#### SOURCE RECORDS ####
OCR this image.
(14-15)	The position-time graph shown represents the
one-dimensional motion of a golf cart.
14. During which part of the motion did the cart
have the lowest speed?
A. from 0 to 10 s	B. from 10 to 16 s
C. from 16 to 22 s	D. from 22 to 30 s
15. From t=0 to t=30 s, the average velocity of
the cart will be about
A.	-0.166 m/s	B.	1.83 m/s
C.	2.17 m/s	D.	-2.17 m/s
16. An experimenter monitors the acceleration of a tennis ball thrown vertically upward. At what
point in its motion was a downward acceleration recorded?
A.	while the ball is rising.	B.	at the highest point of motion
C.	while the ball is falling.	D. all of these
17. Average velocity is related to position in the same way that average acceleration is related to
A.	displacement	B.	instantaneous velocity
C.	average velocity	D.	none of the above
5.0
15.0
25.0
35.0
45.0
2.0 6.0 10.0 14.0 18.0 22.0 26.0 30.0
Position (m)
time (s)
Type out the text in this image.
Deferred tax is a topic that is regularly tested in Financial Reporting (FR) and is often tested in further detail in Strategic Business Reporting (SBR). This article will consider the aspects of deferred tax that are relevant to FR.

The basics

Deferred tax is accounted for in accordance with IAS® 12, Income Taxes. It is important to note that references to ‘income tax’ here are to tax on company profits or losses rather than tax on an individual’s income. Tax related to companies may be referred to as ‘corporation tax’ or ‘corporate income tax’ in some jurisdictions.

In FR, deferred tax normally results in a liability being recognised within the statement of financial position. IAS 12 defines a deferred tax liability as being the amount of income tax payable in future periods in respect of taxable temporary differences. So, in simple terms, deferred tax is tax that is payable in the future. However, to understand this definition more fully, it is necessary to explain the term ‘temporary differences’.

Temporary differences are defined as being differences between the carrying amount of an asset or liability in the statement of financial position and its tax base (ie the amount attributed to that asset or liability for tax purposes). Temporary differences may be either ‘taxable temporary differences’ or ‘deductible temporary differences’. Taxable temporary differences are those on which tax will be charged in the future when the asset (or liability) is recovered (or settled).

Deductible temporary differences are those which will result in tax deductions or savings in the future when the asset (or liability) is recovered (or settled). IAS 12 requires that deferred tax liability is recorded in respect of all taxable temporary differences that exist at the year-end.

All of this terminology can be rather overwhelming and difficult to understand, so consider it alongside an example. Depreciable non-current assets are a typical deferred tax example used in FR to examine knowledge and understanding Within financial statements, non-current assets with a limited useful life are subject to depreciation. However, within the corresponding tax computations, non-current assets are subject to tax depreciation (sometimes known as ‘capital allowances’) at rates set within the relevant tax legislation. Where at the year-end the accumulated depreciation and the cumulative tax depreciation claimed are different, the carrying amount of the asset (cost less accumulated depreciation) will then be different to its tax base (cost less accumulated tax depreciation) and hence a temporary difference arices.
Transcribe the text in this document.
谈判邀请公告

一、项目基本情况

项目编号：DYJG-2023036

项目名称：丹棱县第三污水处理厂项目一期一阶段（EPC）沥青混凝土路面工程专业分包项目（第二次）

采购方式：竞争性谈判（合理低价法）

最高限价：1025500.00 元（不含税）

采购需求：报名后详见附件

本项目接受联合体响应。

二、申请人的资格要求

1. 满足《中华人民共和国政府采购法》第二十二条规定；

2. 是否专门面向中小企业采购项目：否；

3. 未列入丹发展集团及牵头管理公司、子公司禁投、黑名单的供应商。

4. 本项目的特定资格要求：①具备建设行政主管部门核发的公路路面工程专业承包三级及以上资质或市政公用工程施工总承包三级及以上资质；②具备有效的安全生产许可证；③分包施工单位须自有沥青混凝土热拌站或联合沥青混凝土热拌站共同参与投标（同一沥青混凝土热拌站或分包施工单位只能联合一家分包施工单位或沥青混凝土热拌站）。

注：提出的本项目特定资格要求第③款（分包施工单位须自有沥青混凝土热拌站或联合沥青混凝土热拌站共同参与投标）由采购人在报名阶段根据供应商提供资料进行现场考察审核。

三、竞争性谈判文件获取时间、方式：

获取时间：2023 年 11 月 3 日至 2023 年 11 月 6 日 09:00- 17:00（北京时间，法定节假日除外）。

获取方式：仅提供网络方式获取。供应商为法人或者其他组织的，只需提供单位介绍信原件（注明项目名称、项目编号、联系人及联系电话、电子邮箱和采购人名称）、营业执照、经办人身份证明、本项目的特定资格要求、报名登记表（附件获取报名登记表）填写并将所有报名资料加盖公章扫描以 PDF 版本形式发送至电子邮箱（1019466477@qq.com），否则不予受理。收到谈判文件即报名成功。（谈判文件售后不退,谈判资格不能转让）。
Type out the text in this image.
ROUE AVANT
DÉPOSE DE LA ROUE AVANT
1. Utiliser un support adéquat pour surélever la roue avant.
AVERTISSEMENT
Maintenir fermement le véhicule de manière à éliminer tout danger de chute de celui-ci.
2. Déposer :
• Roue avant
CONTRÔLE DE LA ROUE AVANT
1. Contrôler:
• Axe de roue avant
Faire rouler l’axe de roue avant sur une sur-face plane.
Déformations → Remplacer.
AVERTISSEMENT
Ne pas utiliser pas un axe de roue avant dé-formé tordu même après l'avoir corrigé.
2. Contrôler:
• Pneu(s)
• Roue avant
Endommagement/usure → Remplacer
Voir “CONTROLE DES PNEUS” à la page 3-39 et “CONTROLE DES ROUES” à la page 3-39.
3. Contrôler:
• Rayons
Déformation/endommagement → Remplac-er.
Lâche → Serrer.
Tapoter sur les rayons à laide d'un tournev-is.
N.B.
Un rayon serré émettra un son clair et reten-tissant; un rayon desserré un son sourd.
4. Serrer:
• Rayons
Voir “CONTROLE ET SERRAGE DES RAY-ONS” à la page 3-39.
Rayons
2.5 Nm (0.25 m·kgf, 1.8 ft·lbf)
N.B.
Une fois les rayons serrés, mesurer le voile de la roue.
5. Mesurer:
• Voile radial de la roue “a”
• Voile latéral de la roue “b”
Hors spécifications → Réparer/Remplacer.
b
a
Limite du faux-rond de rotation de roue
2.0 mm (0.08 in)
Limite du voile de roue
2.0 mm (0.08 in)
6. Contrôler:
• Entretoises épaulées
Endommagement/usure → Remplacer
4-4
####
Using the entries above, please restate each one word for word.

• RESULT:
OCR this image.
(14-15)	The position-time graph shown represents the
one-dimensional motion of a golf cart.
14. During which part of the motion did the cart
have the lowest speed?
A. from 0 to 10 s	B. from 10 to 16 s
C. from 16 to 22 s	D. from 22 to 30 s
15. From t=0 to t=30 s, the average velocity of
the cart will be about
A.	-0.166 m/s	B.	1.83 m/s
C.	2.17 m/s	D.	-2.17 m/s
16. An experimenter monitors the acceleration of a tennis ball thrown vertically upward. At what
point in its motion was a downward acceleration recorded?
A.	while the ball is rising.	B.	at the highest point of motion
C.	while the ball is falling.	D. all of these
17. Average velocity is related to position in the same way that average acceleration is related to
A.	displacement	B.	instantaneous velocity
C.	average velocity	D.	none of the above
5.0
15.0
25.0
35.0
45.0
2.0 6.0 10.0 14.0 18.0 22.0 26.0 30.0
Position (m)
time (s)
Type out the text in this image.
Deferred tax is a topic that is regularly tested in Financial Reporting (FR) and is often tested in further detail in Strategic Business Reporting (SBR). This article will consider the aspects of deferred tax that are relevant to FR.

The basics

Deferred tax is accounted for in accordance with IAS® 12, Income Taxes. It is important to note that references to ‘income tax’ here are to tax on company profits or losses rather than tax on an individual’s income. Tax related to companies may be referred to as ‘corporation tax’ or ‘corporate income tax’ in some jurisdictions.

In FR, deferred tax normally results in a liability being recognised within the statement of financial position. IAS 12 defines a deferred tax liability as being the amount of income tax payable in future periods in respect of taxable temporary differences. So, in simple terms, deferred tax is tax that is payable in the future. However, to understand this definition more fully, it is necessary to explain the term ‘temporary differences’.

Temporary differences are defined as being differences between the carrying amount of an asset or liability in the statement of financial position and its tax base (ie the amount attributed to that asset or liability for tax purposes). Temporary differences may be either ‘taxable temporary differences’ or ‘deductible temporary differences’. Taxable temporary differences are those on which tax will be charged in the future when the asset (or liability) is recovered (or settled).

Deductible temporary differences are those which will result in tax deductions or savings in the future when the asset (or liability) is recovered (or settled). IAS 12 requires that deferred tax liability is recorded in respect of all taxable temporary differences that exist at the year-end.

All of this terminology can be rather overwhelming and difficult to understand, so consider it alongside an example. Depreciable non-current assets are a typical deferred tax example used in FR to examine knowledge and understanding Within financial statements, non-current assets with a limited useful life are subject to depreciation. However, within the corresponding tax computations, non-current assets are subject to tax depreciation (sometimes known as ‘capital allowances’) at rates set within the relevant tax legislation. Where at the year-end the accumulated depreciation and the cumulative tax depreciation claimed are different, the carrying amount of the asset (cost less accumulated depreciation) will then be different to its tax base (cost less accumulated tax depreciation) and hence a temporary difference arices.
Transcribe the text in this document.
谈判邀请公告

一、项目基本情况

项目编号：DYJG-2023036

项目名称：丹棱县第三污水处理厂项目一期一阶段（EPC）沥青混凝土路面工程专业分包项目（第二次）

采购方式：竞争性谈判（合理低价法）

最高限价：1025500.00 元（不含税）

采购需求：报名后详见附件

本项目接受联合体响应。

二、申请人的资格要求

1. 满足《中华人民共和国政府采购法》第二十二条规定；

2. 是否专门面向中小企业采购项目：否；

3. 未列入丹发展集团及牵头管理公司、子公司禁投、黑名单的供应商。

4. 本项目的特定资格要求：①具备建设行政主管部门核发的公路路面工程专业承包三级及以上资质或市政公用工程施工总承包三级及以上资质；②具备有效的安全生产许可证；③分包施工单位须自有沥青混凝土热拌站或联合沥青混凝土热拌站共同参与投标（同一沥青混凝土热拌站或分包施工单位只能联合一家分包施工单位或沥青混凝土热拌站）。

注：提出的本项目特定资格要求第③款（分包施工单位须自有沥青混凝土热拌站或联合沥青混凝土热拌站共同参与投标）由采购人在报名阶段根据供应商提供资料进行现场考察审核。

三、竞争性谈判文件获取时间、方式：

获取时间：2023 年 11 月 3 日至 2023 年 11 月 6 日 09:00- 17:00（北京时间，法定节假日除外）。

获取方式：仅提供网络方式获取。供应商为法人或者其他组织的，只需提供单位介绍信原件（注明项目名称、项目编号、联系人及联系电话、电子邮箱和采购人名称）、营业执照、经办人身份证明、本项目的特定资格要求、报名登记表（附件获取报名登记表）填写并将所有报名资料加盖公章扫描以 PDF 版本形式发送至电子邮箱（1019466477@qq.com），否则不予受理。收到谈判文件即报名成功。（谈判文件售后不退,谈判资格不能转让）。
Type out the text in this image.
ROUE AVANT
DÉPOSE DE LA ROUE AVANT
1. Utiliser un support adéquat pour surélever la roue avant.
AVERTISSEMENT
Maintenir fermement le véhicule de manière à éliminer tout danger de chute de celui-ci.
2. Déposer :
• Roue avant
CONTRÔLE DE LA ROUE AVANT
1. Contrôler:
• Axe de roue avant
Faire rouler l’axe de roue avant sur une sur-face plane.
Déformations → Remplacer.
AVERTISSEMENT
Ne pas utiliser pas un axe de roue avant dé-formé tordu même après l'avoir corrigé.
2. Contrôler:
• Pneu(s)
• Roue avant
Endommagement/usure → Remplacer
Voir “CONTROLE DES PNEUS” à la page 3-39 et “CONTROLE DES ROUES” à la page 3-39.
3. Contrôler:
• Rayons
Déformation/endommagement → Remplac-er.
Lâche → Serrer.
Tapoter sur les rayons à laide d'un tournev-is.
N.B.
Un rayon serré émettra un son clair et reten-tissant; un rayon desserré un son sourd.
4. Serrer:
• Rayons
Voir “CONTROLE ET SERRAGE DES RAY-ONS” à la page 3-39.
Rayons
2.5 Nm (0.25 m·kgf, 1.8 ft·lbf)
N.B.
Une fois les rayons serrés, mesurer le voile de la roue.
5. Mesurer:
• Voile radial de la roue “a”
• Voile latéral de la roue “b”
Hors spécifications → Réparer/Remplacer.
b
a
Limite du faux-rond de rotation de roue
2.0 mm (0.08 in)
Limite du voile de roue
2.0 mm (0.08 in)
6. Contrôler:
• Entretoises épaulées
Endommagement/usure → Remplacer
4-4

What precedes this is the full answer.